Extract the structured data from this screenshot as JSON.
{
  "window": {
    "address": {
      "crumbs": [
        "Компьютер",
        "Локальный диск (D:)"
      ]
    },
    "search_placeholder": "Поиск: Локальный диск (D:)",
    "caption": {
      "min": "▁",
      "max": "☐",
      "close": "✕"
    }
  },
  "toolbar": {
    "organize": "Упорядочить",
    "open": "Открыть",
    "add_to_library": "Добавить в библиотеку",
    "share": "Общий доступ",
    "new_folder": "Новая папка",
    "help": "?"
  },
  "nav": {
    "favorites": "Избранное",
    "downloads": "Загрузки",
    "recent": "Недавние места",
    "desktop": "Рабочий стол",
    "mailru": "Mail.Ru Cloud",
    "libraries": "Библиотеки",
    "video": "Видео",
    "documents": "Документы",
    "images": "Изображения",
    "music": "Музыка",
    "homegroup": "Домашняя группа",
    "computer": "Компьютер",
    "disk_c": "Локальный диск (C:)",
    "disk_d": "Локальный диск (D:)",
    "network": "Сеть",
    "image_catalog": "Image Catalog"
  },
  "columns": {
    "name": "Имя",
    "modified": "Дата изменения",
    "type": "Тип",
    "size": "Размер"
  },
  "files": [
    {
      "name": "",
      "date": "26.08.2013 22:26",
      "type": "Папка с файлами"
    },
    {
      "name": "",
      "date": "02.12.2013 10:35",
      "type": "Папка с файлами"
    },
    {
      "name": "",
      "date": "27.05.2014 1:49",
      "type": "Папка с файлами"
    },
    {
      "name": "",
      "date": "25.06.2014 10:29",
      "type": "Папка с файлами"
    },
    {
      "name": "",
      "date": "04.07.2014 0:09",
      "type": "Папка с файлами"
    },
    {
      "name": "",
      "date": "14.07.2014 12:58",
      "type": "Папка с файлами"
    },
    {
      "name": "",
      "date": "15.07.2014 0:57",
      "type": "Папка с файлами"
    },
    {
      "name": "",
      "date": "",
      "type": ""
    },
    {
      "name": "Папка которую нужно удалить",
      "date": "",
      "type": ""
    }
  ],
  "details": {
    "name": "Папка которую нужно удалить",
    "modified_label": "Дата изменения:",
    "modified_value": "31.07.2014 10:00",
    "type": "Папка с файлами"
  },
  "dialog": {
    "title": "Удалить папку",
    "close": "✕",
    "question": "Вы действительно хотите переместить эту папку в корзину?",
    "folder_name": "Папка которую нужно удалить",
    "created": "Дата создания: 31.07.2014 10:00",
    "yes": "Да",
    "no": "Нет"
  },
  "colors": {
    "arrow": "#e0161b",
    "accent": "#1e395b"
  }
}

• **Goal**
Copy out the data shown above without altering anything.

• **The output**
Extract the structured data from this screenshot as JSON.
{
  "window": {
    "address": {
      "crumbs": [
        "Компьютер",
        "Локальный диск (D:)"
      ]
    },
    "search_placeholder": "Поиск: Локальный диск (D:)",
    "caption": {
      "min": "▁",
      "max": "☐",
      "close": "✕"
    }
  },
  "toolbar": {
    "organize": "Упорядочить",
    "open": "Открыть",
    "add_to_library": "Добавить в библиотеку",
    "share": "Общий доступ",
    "new_folder": "Новая папка",
    "help": "?"
  },
  "nav": {
    "favorites": "Избранное",
    "downloads": "Загрузки",
    "recent": "Недавние места",
    "desktop": "Рабочий стол",
    "mailru": "Mail.Ru Cloud",
    "libraries": "Библиотеки",
    "video": "Видео",
    "documents": "Документы",
    "images": "Изображения",
    "music": "Музыка",
    "homegroup": "Домашняя группа",
    "computer": "Компьютер",
    "disk_c": "Локальный диск (C:)",
    "disk_d": "Локальный диск (D:)",
    "network": "Сеть",
    "image_catalog": "Image Catalog"
  },
  "columns": {
    "name": "Имя",
    "modified": "Дата изменения",
    "type": "Тип",
    "size": "Размер"
  },
  "files": [
    {
      "name": "",
      "date": "26.08.2013 22:26",
      "type": "Папка с файлами"
    },
    {
      "name": "",
      "date": "02.12.2013 10:35",
      "type": "Папка с файлами"
    },
    {
      "name": "",
      "date": "27.05.2014 1:49",
      "type": "Папка с файлами"
    },
    {
      "name": "",
      "date": "25.06.2014 10:29",
      "type": "Папка с файлами"
    },
    {
      "name": "",
      "date": "04.07.2014 0:09",
      "type": "Папка с файлами"
    },
    {
      "name": "",
      "date": "14.07.2014 12:58",
      "type": "Папка с файлами"
    },
    {
      "name": "",
      "date": "15.07.2014 0:57",
      "type": "Папка с файлами"
    },
    {
      "name": "",
      "date": "",
      "type": ""
    },
    {
      "name": "Папка которую нужно удалить",
      "date": "",
      "type": ""
    }
  ],
  "details": {
    "name": "Папка которую нужно удалить",
    "modified_label": "Дата изменения:",
    "modified_value": "31.07.2014 10:00",
    "type": "Папка с файлами"
  },
  "dialog": {
    "title": "Удалить папку",
    "close": "✕",
    "question": "Вы действительно хотите переместить эту папку в корзину?",
    "folder_name": "Папка которую нужно удалить",
    "created": "Дата создания: 31.07.2014 10:00",
    "yes": "Да",
    "no": "Нет"
  },
  "colors": {
    "arrow": "#e0161b",
    "accent": "#1e395b"
  }
}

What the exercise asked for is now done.